_TASK BRIEF_
Repeat the material verbatim and drop the pictures.

[Stored data entries]
※ ※ ※

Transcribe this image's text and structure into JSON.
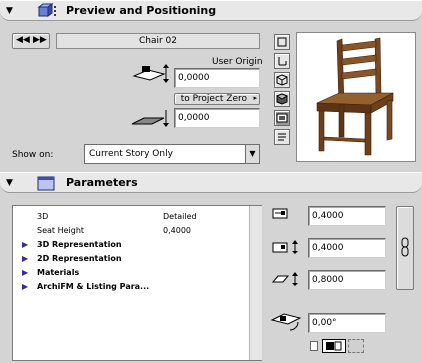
{
  "preview_section": {
    "title": "Preview and Positioning",
    "chair_name": "Chair 02",
    "user_origin_label": "User Origin",
    "user_origin_value": "0,0000",
    "project_zero_label": "to Project Zero",
    "project_zero_value": "0,0000",
    "show_on_label": "Show on:",
    "show_on_value": "Current Story Only"
  },
  "parameters_section": {
    "title": "Parameters",
    "rows": [
      {
        "name": "3D",
        "value": "Detailed",
        "group": false
      },
      {
        "name": "Seat Height",
        "value": "0,4000",
        "group": false
      },
      {
        "name": "3D Representation",
        "value": "",
        "group": true
      },
      {
        "name": "2D Representation",
        "value": "",
        "group": true
      },
      {
        "name": "Materials",
        "value": "",
        "group": true
      },
      {
        "name": "ArchiFM & Listing Para...",
        "value": "",
        "group": true
      }
    ],
    "size_x": "0,4000",
    "size_y": "0,4000",
    "size_z": "0,8000",
    "angle": "0,00°"
  },
  "colors": {
    "header_bg": "#e8e8e8",
    "panel_bg": "#d4d4d4",
    "chair_wood": "#7a4a22"
  }
}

※ ※ ※

_WRITTEN REPLY_
Transcribe this image's text and structure into JSON.
{
  "preview_section": {
    "title": "Preview and Positioning",
    "chair_name": "Chair 02",
    "user_origin_label": "User Origin",
    "user_origin_value": "0,0000",
    "project_zero_label": "to Project Zero",
    "project_zero_value": "0,0000",
    "show_on_label": "Show on:",
    "show_on_value": "Current Story Only"
  },
  "parameters_section": {
    "title": "Parameters",
    "rows": [
      {
        "name": "3D",
        "value": "Detailed",
        "group": false
      },
      {
        "name": "Seat Height",
        "value": "0,4000",
        "group": false
      },
      {
        "name": "3D Representation",
        "value": "",
        "group": true
      },
      {
        "name": "2D Representation",
        "value": "",
        "group": true
      },
      {
        "name": "Materials",
        "value": "",
        "group": true
      },
      {
        "name": "ArchiFM & Listing Para...",
        "value": "",
        "group": true
      }
    ],
    "size_x": "0,4000",
    "size_y": "0,4000",
    "size_z": "0,8000",
    "angle": "0,00°"
  },
  "colors": {
    "header_bg": "#e8e8e8",
    "panel_bg": "#d4d4d4",
    "chair_wood": "#7a4a22"
  }
}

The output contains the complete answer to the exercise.